• Job: Below are some records. Pull every line that contains the word "into".

• Input records:
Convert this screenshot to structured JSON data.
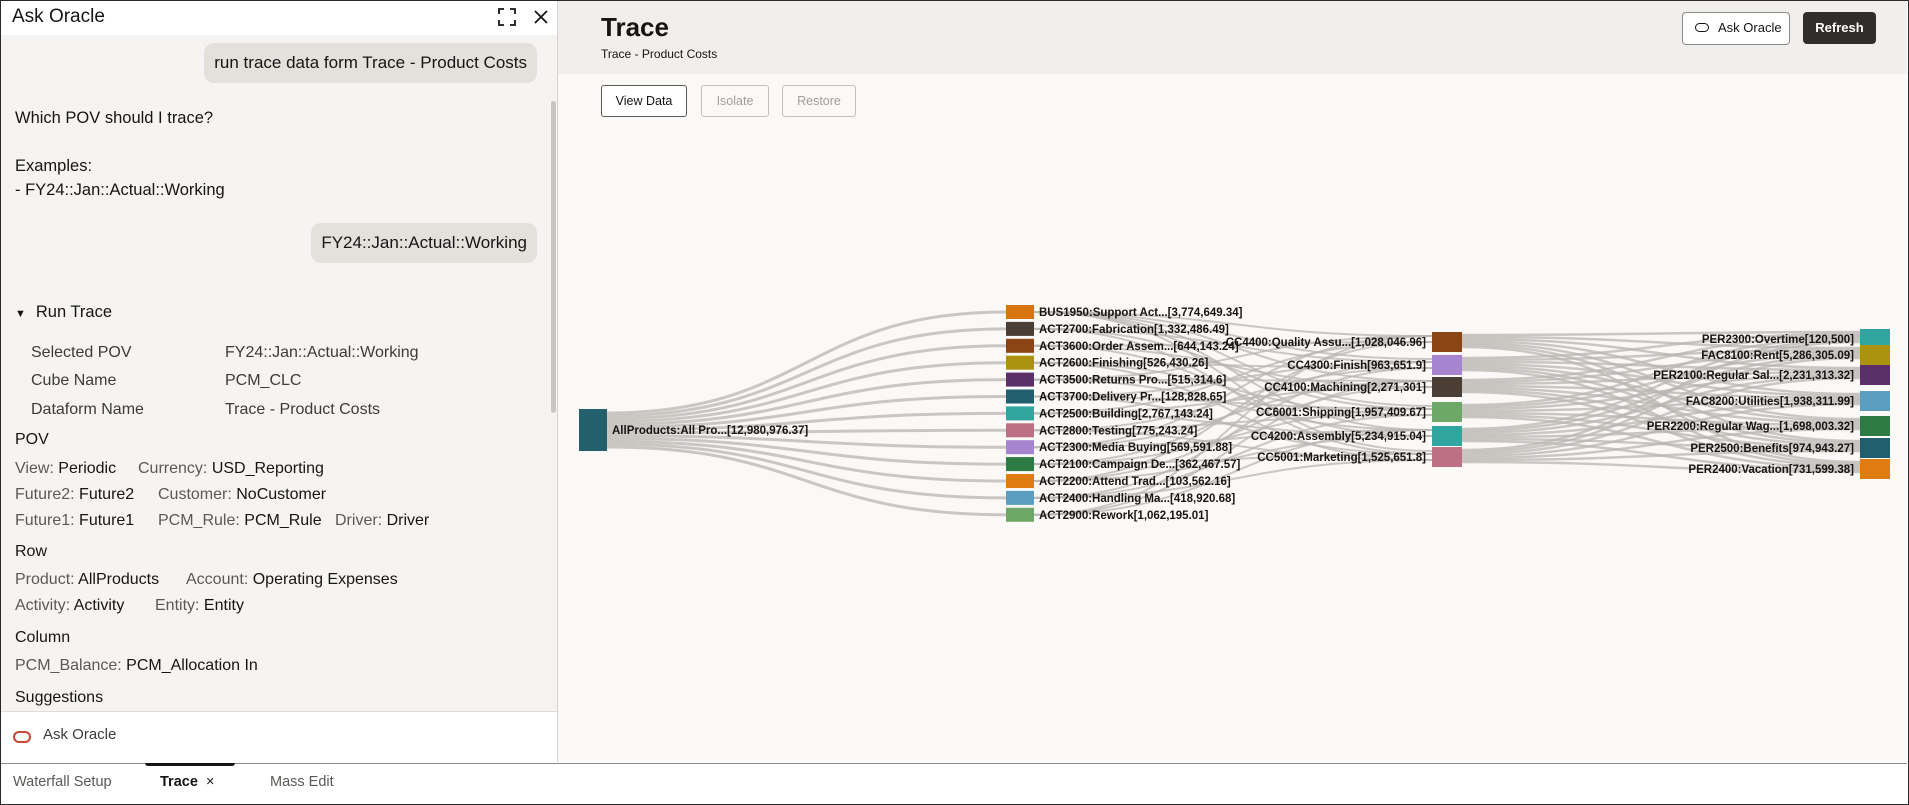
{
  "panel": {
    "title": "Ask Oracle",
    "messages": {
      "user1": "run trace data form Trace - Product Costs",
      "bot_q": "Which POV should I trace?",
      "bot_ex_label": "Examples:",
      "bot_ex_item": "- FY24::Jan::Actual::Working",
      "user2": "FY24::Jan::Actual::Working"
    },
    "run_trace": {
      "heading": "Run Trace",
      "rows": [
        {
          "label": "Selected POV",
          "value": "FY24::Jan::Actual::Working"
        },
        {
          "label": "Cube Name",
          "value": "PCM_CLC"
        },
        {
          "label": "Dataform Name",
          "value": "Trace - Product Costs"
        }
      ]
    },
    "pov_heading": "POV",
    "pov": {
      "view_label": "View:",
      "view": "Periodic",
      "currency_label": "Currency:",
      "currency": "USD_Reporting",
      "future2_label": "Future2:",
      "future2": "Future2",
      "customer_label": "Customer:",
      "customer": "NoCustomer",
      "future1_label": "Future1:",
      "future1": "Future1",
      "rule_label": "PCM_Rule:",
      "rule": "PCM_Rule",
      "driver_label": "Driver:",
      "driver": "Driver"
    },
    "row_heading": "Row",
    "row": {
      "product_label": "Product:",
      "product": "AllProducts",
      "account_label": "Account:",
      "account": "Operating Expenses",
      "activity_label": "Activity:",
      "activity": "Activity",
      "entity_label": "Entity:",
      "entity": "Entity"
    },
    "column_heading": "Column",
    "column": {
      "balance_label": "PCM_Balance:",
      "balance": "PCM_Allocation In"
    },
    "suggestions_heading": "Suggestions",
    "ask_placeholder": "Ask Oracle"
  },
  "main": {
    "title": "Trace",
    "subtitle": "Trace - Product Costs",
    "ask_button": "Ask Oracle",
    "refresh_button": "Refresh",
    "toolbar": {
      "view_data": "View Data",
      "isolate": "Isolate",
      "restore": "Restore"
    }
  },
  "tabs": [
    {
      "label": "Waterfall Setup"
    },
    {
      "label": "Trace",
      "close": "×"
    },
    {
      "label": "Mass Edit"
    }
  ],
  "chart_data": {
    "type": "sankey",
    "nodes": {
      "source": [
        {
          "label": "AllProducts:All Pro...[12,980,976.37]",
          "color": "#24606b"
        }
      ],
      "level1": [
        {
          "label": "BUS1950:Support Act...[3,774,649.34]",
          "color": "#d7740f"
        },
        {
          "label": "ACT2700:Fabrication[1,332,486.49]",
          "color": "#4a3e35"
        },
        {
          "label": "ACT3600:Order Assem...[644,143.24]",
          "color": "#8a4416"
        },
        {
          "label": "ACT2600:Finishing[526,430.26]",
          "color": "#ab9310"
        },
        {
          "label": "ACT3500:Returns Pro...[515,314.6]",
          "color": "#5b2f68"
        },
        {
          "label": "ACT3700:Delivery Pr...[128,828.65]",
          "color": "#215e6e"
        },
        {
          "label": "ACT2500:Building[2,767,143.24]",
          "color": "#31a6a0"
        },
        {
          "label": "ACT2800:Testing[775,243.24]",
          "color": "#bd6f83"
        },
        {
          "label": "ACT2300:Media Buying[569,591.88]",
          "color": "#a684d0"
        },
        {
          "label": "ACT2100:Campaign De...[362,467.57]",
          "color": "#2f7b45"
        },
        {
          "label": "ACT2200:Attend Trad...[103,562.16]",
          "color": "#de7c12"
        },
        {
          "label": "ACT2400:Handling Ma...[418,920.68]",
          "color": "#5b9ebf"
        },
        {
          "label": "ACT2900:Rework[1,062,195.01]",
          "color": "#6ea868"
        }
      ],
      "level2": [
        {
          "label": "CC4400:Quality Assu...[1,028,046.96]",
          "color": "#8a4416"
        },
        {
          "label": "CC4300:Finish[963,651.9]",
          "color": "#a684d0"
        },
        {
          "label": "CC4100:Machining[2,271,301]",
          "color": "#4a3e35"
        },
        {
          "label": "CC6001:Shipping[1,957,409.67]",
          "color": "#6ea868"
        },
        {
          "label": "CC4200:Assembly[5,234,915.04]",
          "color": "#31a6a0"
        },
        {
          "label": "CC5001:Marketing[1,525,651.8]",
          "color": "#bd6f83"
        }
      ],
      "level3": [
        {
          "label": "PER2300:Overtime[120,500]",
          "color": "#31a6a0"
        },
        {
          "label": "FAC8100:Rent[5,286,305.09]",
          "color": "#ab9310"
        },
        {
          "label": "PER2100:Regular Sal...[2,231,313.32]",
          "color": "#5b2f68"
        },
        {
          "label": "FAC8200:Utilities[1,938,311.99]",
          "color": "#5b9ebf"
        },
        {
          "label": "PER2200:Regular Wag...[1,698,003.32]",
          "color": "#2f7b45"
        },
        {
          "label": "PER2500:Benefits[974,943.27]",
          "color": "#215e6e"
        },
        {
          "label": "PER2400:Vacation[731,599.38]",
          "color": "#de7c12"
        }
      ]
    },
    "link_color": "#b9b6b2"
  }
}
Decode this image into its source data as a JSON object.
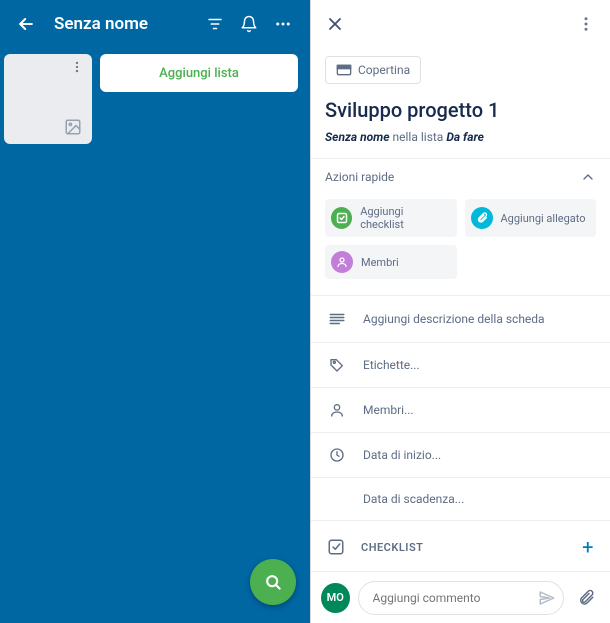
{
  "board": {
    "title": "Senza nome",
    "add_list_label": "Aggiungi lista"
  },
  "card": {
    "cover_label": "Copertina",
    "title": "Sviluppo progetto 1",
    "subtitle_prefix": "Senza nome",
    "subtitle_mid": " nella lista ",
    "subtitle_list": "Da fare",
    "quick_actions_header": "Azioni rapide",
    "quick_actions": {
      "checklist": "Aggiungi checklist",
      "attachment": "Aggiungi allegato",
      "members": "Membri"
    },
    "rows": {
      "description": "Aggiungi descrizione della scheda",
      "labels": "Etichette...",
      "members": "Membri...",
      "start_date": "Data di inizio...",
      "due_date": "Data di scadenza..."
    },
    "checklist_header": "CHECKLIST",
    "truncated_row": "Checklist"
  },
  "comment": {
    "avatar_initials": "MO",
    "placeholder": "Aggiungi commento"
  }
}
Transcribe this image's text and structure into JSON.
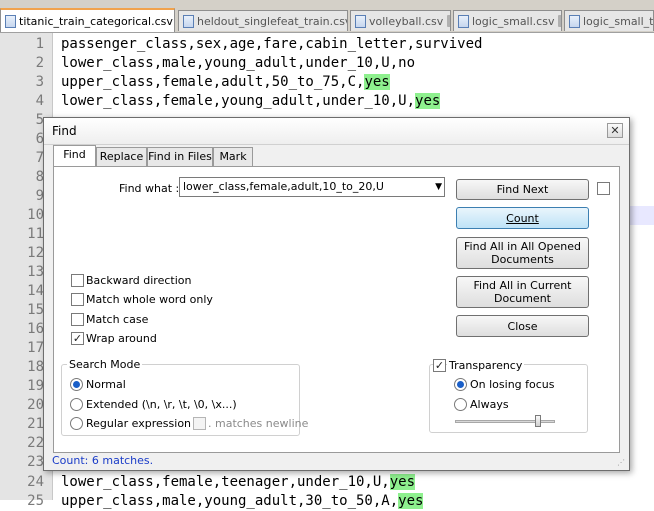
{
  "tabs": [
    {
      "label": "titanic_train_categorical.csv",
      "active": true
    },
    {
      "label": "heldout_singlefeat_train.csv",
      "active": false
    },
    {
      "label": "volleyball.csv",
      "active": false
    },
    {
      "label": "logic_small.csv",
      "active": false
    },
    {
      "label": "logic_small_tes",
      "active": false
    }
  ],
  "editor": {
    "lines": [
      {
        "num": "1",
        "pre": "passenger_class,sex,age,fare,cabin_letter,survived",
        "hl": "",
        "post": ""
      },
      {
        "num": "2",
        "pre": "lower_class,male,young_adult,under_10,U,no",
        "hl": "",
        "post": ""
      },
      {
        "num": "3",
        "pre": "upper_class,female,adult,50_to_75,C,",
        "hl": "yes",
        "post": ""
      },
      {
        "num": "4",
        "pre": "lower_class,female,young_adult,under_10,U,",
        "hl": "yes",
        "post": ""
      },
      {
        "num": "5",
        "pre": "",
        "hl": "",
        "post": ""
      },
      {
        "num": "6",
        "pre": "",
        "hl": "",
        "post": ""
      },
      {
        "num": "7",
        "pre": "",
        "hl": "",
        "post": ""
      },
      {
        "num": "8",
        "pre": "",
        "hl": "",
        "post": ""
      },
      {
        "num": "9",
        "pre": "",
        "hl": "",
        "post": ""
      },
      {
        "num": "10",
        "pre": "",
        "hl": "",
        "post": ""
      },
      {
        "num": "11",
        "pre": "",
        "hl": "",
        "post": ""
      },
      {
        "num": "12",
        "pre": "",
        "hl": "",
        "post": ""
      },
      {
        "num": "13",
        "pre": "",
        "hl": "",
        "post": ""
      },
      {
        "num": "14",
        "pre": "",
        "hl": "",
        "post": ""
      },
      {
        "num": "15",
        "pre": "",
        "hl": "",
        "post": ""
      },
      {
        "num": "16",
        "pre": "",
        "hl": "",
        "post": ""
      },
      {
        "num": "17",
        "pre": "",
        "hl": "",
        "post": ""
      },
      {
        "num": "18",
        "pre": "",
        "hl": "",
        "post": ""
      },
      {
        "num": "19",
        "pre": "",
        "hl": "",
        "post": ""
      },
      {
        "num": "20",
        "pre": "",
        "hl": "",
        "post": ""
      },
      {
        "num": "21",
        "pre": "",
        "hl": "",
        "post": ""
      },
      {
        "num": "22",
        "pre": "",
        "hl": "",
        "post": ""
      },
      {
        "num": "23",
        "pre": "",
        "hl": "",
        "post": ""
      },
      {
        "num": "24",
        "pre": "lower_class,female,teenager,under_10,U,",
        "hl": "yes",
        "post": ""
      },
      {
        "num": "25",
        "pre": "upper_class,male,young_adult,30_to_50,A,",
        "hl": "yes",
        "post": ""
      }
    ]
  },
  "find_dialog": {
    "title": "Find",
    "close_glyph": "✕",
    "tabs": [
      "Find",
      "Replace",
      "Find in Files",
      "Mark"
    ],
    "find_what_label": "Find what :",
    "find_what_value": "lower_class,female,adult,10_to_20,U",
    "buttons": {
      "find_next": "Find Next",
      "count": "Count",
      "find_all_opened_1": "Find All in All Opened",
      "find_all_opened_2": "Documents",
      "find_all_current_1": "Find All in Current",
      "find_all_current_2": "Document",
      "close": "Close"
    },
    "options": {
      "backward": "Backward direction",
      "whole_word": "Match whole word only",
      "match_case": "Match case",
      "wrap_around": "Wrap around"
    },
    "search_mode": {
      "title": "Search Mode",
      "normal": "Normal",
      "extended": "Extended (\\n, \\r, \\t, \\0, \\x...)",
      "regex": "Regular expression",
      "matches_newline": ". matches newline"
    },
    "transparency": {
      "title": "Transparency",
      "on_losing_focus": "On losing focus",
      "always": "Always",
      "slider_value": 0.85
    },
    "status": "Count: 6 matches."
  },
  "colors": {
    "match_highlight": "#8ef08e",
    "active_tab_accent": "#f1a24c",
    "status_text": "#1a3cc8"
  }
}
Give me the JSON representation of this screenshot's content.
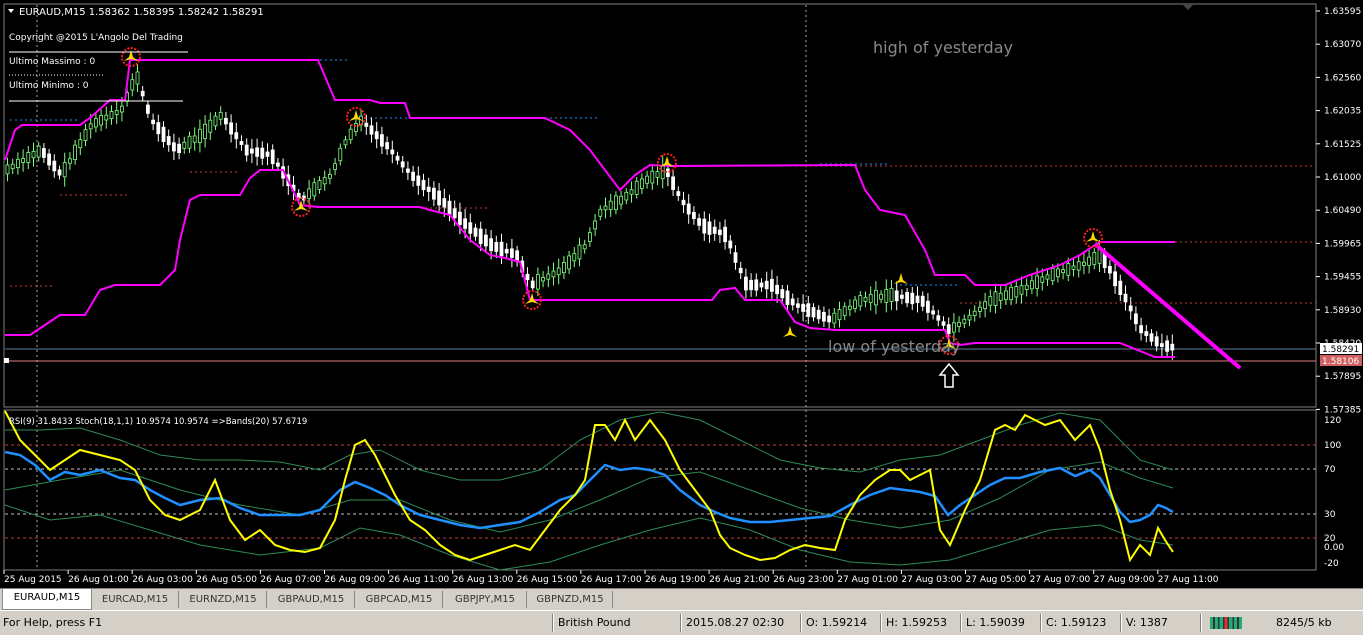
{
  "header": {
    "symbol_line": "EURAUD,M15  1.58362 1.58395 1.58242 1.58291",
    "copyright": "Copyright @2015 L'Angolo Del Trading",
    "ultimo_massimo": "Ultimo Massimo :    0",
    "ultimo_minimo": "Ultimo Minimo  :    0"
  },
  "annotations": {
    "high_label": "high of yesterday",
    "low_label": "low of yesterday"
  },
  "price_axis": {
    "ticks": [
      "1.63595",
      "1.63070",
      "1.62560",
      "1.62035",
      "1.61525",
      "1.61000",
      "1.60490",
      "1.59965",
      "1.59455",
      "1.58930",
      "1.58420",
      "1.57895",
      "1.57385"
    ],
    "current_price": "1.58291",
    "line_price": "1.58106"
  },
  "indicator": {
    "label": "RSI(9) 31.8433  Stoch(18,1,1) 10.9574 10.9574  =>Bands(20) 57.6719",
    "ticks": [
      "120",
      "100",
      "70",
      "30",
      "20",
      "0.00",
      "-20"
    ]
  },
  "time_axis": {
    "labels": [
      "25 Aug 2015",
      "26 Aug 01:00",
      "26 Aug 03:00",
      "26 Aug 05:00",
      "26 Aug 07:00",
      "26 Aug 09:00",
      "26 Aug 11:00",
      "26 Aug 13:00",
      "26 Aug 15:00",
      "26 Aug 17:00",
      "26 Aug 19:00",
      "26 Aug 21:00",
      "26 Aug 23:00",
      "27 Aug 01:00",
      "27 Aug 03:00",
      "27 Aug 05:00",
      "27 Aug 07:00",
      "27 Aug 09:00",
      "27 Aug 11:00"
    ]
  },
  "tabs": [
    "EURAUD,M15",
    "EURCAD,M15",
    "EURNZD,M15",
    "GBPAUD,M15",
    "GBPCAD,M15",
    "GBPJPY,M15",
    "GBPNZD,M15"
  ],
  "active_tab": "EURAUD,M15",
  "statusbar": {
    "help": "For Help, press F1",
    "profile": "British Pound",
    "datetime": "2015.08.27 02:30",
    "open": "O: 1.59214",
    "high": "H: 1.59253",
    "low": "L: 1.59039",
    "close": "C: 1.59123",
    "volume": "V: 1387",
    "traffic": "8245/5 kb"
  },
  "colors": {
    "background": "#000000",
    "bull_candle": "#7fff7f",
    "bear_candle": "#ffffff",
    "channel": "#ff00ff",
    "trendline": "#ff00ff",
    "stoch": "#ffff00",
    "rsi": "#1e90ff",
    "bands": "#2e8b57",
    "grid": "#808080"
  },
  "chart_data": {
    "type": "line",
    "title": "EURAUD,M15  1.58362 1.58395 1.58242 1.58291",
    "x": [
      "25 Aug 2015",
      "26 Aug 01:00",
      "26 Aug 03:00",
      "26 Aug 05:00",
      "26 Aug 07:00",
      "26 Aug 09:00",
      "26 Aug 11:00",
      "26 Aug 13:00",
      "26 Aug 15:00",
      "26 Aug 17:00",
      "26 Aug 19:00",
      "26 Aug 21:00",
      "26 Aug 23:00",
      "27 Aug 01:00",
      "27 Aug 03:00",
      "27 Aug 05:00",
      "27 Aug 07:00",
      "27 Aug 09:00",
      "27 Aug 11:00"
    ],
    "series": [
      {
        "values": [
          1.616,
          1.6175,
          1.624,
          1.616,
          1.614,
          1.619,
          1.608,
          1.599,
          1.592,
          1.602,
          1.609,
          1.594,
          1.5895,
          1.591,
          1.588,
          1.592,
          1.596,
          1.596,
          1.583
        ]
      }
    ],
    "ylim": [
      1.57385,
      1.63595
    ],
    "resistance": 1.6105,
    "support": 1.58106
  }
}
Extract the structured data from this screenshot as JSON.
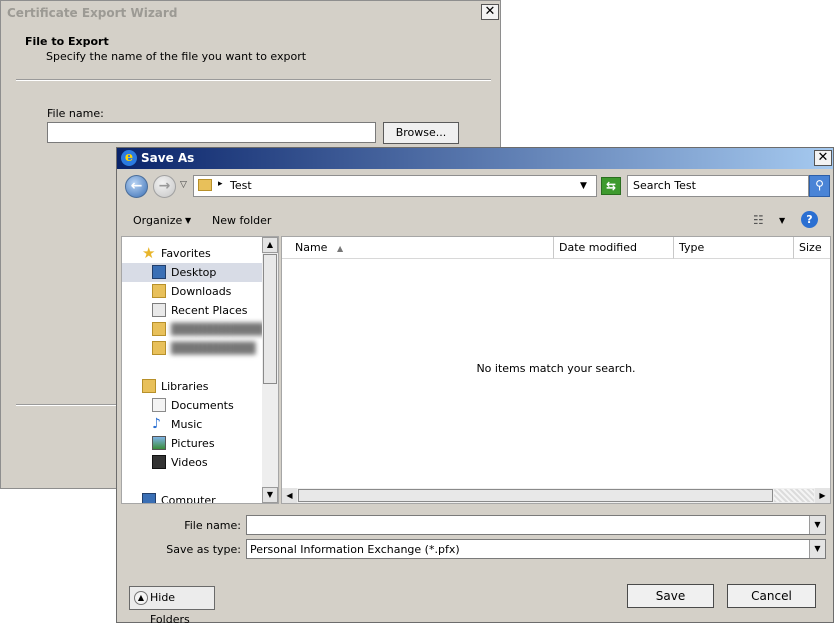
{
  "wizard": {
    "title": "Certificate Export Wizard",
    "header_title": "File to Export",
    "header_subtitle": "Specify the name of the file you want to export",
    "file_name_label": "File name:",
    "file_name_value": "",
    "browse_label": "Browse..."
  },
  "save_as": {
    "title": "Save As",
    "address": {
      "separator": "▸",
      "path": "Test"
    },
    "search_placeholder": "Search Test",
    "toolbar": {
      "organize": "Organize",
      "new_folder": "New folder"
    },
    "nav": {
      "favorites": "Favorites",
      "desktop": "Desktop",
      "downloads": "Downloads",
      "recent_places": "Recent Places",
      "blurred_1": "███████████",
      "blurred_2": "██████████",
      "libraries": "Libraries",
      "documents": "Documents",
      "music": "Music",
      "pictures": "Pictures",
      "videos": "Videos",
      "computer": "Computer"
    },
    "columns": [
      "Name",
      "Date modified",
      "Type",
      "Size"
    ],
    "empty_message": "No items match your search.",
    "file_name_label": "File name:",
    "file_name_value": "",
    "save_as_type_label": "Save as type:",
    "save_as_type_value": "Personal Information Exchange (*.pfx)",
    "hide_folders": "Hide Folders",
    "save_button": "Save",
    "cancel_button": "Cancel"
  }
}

• Solution:
Decode this image into its source data as a JSON object.
Transcribe this image's text and structure into JSON.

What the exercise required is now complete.